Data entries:
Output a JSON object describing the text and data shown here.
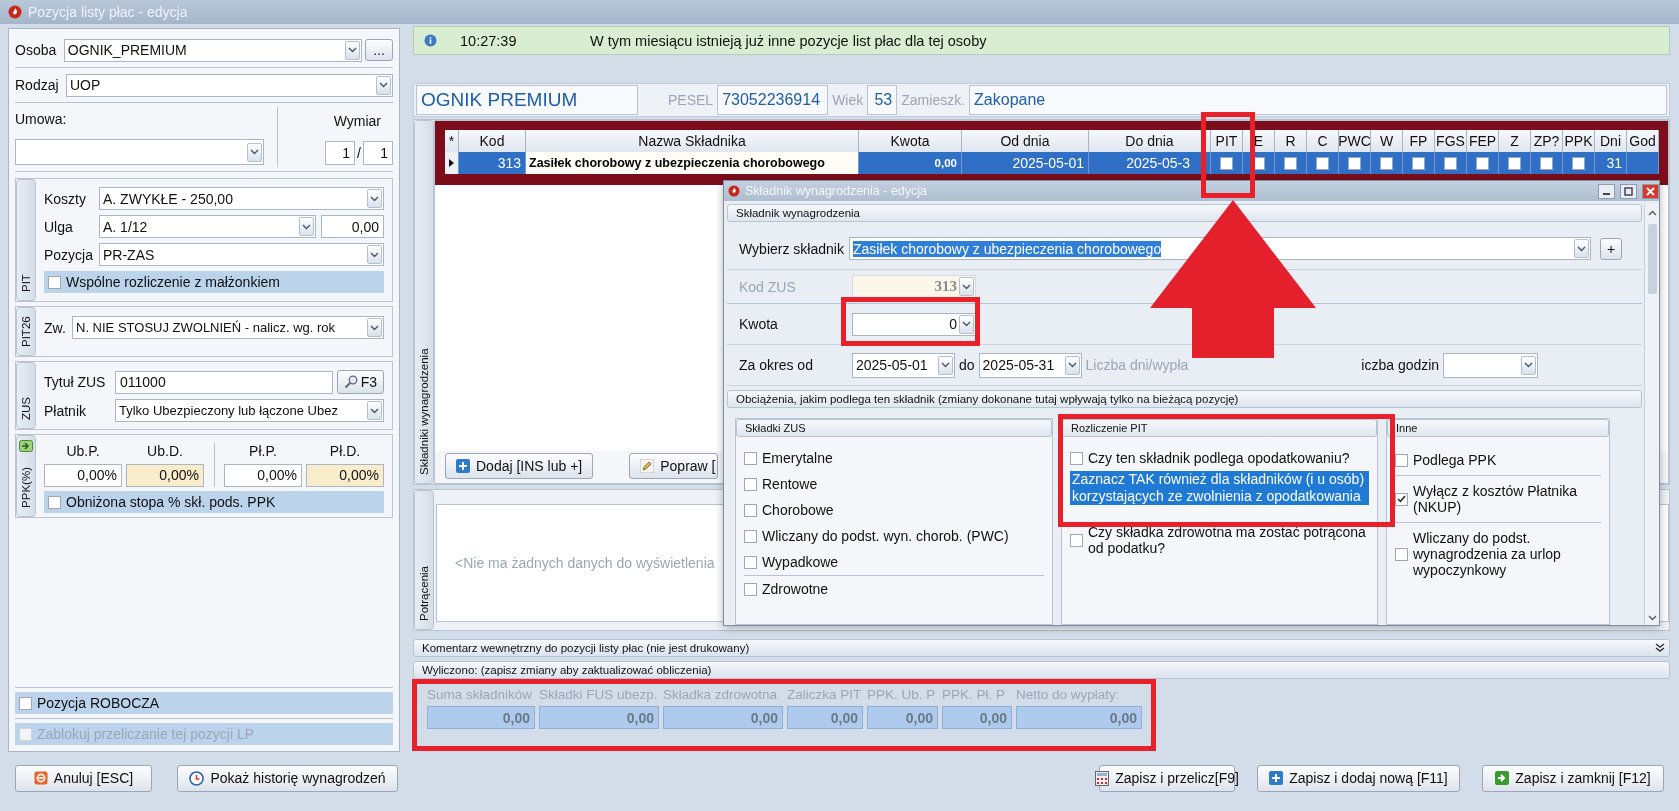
{
  "window": {
    "title": "Pozycja listy płac - edycja"
  },
  "left_panel": {
    "osoba": {
      "label": "Osoba",
      "value": "OGNIK_PREMIUM",
      "button": "..."
    },
    "rodzaj": {
      "label": "Rodzaj",
      "value": "UOP"
    },
    "umowa": {
      "label": "Umowa:"
    },
    "wymiar": {
      "label": "Wymiar",
      "numerator": "1",
      "separator": "/",
      "denominator": "1"
    },
    "pit": {
      "tab": "PIT",
      "koszty": {
        "label": "Koszty",
        "value": "A. ZWYKŁE - 250,00"
      },
      "ulga": {
        "label": "Ulga",
        "value": "A. 1/12",
        "amount": "0,00"
      },
      "pozycja": {
        "label": "Pozycja",
        "value": "PR-ZAS"
      },
      "joint": {
        "label": "Wspólne rozliczenie z małżonkiem",
        "checked": false
      }
    },
    "pit26": {
      "tab": "PIT26",
      "label": "Zw.",
      "value": "N. NIE STOSUJ ZWOLNIEŃ - nalicz. wg. rok"
    },
    "zus": {
      "tab": "ZUS",
      "tytul": {
        "label": "Tytuł ZUS",
        "value": "011000",
        "button": "F3"
      },
      "platnik": {
        "label": "Płatnik",
        "value": "Tylko Ubezpieczony lub łączone Ubez"
      }
    },
    "ppk": {
      "tab": "PPK(%)",
      "rates": [
        {
          "label": "Ub.P.",
          "value": "0,00%",
          "readonly": false
        },
        {
          "label": "Ub.D.",
          "value": "0,00%",
          "readonly": true
        },
        {
          "label": "Pł.P.",
          "value": "0,00%",
          "readonly": false
        },
        {
          "label": "Pł.D.",
          "value": "0,00%",
          "readonly": true
        }
      ],
      "reduced": {
        "label": "Obniżona stopa % skł. pods. PPK",
        "checked": false
      }
    },
    "options": [
      {
        "label": "Pozycja ROBOCZA",
        "checked": false,
        "disabled": false
      },
      {
        "label": "Zablokuj przeliczanie tej pozycji LP",
        "checked": false,
        "disabled": true
      }
    ],
    "buttons": [
      {
        "label": "Anuluj [ESC]",
        "kind": "cancel"
      },
      {
        "label": "Pokaż historię wynagrodzeń",
        "kind": "history"
      }
    ]
  },
  "info": {
    "time": "10:27:39",
    "message": "W tym miesiącu istnieją już inne pozycje list płac dla tej osoby"
  },
  "person": {
    "name": "OGNIK PREMIUM",
    "pesel_label": "PESEL",
    "pesel": "73052236914",
    "age_label": "Wiek",
    "age": "53",
    "city_label": "Zamieszk.",
    "city": "Zakopane"
  },
  "components": {
    "tab": "Składniki wynagrodzenia",
    "table": {
      "columns": [
        "*",
        "Kod",
        "Nazwa Składnika",
        "Kwota",
        "Od dnia",
        "Do dnia",
        "PIT",
        "E",
        "R",
        "C",
        "PWC",
        "W",
        "FP",
        "FGS",
        "FEP",
        "Z",
        "ZP?",
        "PPK",
        "Dni",
        "God"
      ],
      "rows": [
        {
          "selected": true,
          "cells": [
            {
              "kind": "marker"
            },
            {
              "kind": "text",
              "text": "313"
            },
            {
              "kind": "edit",
              "text": "Zasiłek chorobowy z ubezpieczenia chorobowego"
            },
            {
              "kind": "text",
              "text": "0,00"
            },
            {
              "kind": "text",
              "text": "2025-05-01"
            },
            {
              "kind": "text",
              "text": "2025-05-3"
            },
            {
              "kind": "check",
              "checked": false
            },
            {
              "kind": "check",
              "checked": false
            },
            {
              "kind": "check",
              "checked": false
            },
            {
              "kind": "check",
              "checked": false
            },
            {
              "kind": "check",
              "checked": false
            },
            {
              "kind": "check",
              "checked": false
            },
            {
              "kind": "check",
              "checked": false
            },
            {
              "kind": "check",
              "checked": false
            },
            {
              "kind": "check",
              "checked": false
            },
            {
              "kind": "check",
              "checked": false
            },
            {
              "kind": "check",
              "checked": false
            },
            {
              "kind": "check",
              "checked": false
            },
            {
              "kind": "text",
              "text": "31"
            }
          ]
        }
      ]
    },
    "buttons": [
      {
        "label": "Dodaj [INS lub +]",
        "kind": "add"
      },
      {
        "label": "Popraw [",
        "kind": "edit"
      }
    ]
  },
  "deductions": {
    "tab": "Potrącenia",
    "empty_text": "<Nie ma żadnych danych do wyświetlenia"
  },
  "comment_bar": {
    "title": "Komentarz wewnętrzny do pozycji listy płac (nie jest drukowany)"
  },
  "calculated": {
    "title": "Wyliczono: (zapisz zmiany aby zaktualizować obliczenia)",
    "totals": [
      {
        "label": "Suma składników",
        "value": "0,00"
      },
      {
        "label": "Składki FUS ubezp.",
        "value": "0,00"
      },
      {
        "label": "Składka zdrowotna",
        "value": "0,00"
      },
      {
        "label": "Zaliczka PIT",
        "value": "0,00"
      },
      {
        "label": "PPK. Ub. P",
        "value": "0,00"
      },
      {
        "label": "PPK. Pł. P",
        "value": "0,00"
      },
      {
        "label": "Netto do wypłaty:",
        "value": "0,00"
      }
    ]
  },
  "footer_buttons": [
    {
      "label": "Zapisz i przelicz[F9]",
      "kind": "calc"
    },
    {
      "label": "Zapisz i dodaj nową [F11]",
      "kind": "add"
    },
    {
      "label": "Zapisz i zamknij [F12]",
      "kind": "save"
    }
  ],
  "dialog": {
    "title": "Składnik wynagrodzenia - edycja",
    "group": "Składnik wynagrodzenia",
    "component": {
      "label": "Wybierz składnik",
      "value": "Zasiłek chorobowy z ubezpieczenia chorobowego",
      "selected": true,
      "button": "+"
    },
    "zus_code": {
      "label": "Kod ZUS",
      "value": "313",
      "disabled": true
    },
    "amount": {
      "label": "Kwota",
      "value": "0"
    },
    "period": {
      "label": "Za okres od",
      "from": "2025-05-01",
      "to_label": "do",
      "to": "2025-05-31",
      "days_label": "Liczba dni/wypła",
      "hours_label": "iczba godzin"
    },
    "charges_group": "Obciążenia, jakim podlega ten składnik (zmiany dokonane tutaj wpływają tylko na bieżącą pozycję)",
    "sections": [
      {
        "title": "Składki ZUS",
        "items": [
          {
            "kind": "check",
            "label": "Emerytalne",
            "checked": false,
            "separated": false
          },
          {
            "kind": "check",
            "label": "Rentowe",
            "checked": false,
            "separated": false
          },
          {
            "kind": "check",
            "label": "Chorobowe",
            "checked": false,
            "separated": false
          },
          {
            "kind": "check",
            "label": "Wliczany do podst. wyn. chorob. (PWC)",
            "checked": false,
            "separated": false
          },
          {
            "kind": "check",
            "label": "Wypadkowe",
            "checked": false,
            "separated": false
          },
          {
            "kind": "check",
            "label": "Zdrowotne",
            "checked": false,
            "separated": true
          }
        ]
      },
      {
        "title": "Rozliczenie PIT",
        "items": [
          {
            "kind": "check",
            "label": "Czy ten składnik podlega opodatkowaniu?",
            "checked": false,
            "separated": false
          },
          {
            "kind": "note",
            "text": "Zaznacz TAK również dla składników (i u osób) korzystających ze zwolnienia z opodatkowania",
            "separated": false
          },
          {
            "kind": "check",
            "label": "Czy składka zdrowotna ma zostać potrącona od podatku?",
            "checked": false,
            "separated": false
          }
        ]
      },
      {
        "title": "Inne",
        "items": [
          {
            "kind": "check",
            "label": "Podlega PPK",
            "checked": false,
            "separated": false
          },
          {
            "kind": "check",
            "label": "Wyłącz z kosztów Płatnika (NKUP)",
            "checked": true,
            "separated": true
          },
          {
            "kind": "check",
            "label": "Wliczany do podst. wynagrodzenia za urlop wypoczynkowy",
            "checked": false,
            "separated": true
          }
        ]
      }
    ]
  }
}
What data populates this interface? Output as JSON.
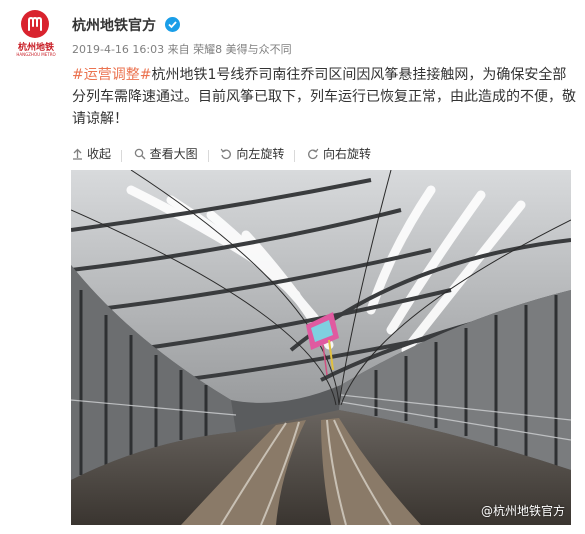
{
  "account": {
    "name": "杭州地铁官方",
    "logo_text": "杭州地铁",
    "logo_subtext": "HANGZHOU METRO",
    "verified_color": "#1a9ee8",
    "brand_color": "#d9232e"
  },
  "post": {
    "date": "2019-4-16 16:03",
    "source_prefix": "来自",
    "source": "荣耀8 美得与众不同",
    "hashtag": "#运营调整#",
    "text": "杭州地铁1号线乔司南往乔司区间因风筝悬挂接触网，为确保安全部分列车需降速通过。目前风筝已取下，列车运行已恢复正常，由此造成的不便，敬请谅解！",
    "hashtag_color": "#eb7350"
  },
  "toolbar": {
    "collapse": "收起",
    "view_large": "查看大图",
    "rotate_left": "向左旋转",
    "rotate_right": "向右旋转"
  },
  "photo": {
    "watermark": "@杭州地铁官方"
  }
}
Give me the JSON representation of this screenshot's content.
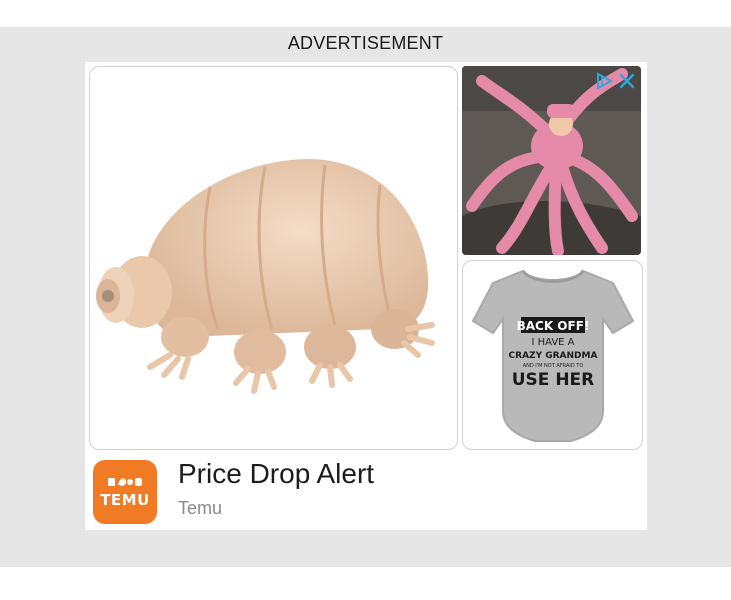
{
  "ad": {
    "label": "ADVERTISEMENT",
    "headline": "Price Drop Alert",
    "advertiser": "Temu",
    "logo_text": "TEMU",
    "brand_color": "#f17a24",
    "accent_color": "#2aa8e0",
    "onesie_text": {
      "line1": "BACK OFF!",
      "line2": "I HAVE A",
      "line3": "CRAZY GRANDMA",
      "line4": "AND I'M NOT AFRAID TO",
      "line5": "USE HER"
    },
    "icons": {
      "adchoices": "adchoices-icon",
      "close": "close-icon"
    }
  }
}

Instructions to follow
Gather up every line in the data above that contains the word "Składki", copying each one.

Solution to this task
        "label": "Składki FUS ubezp.",
        "title": "Składki ZUS",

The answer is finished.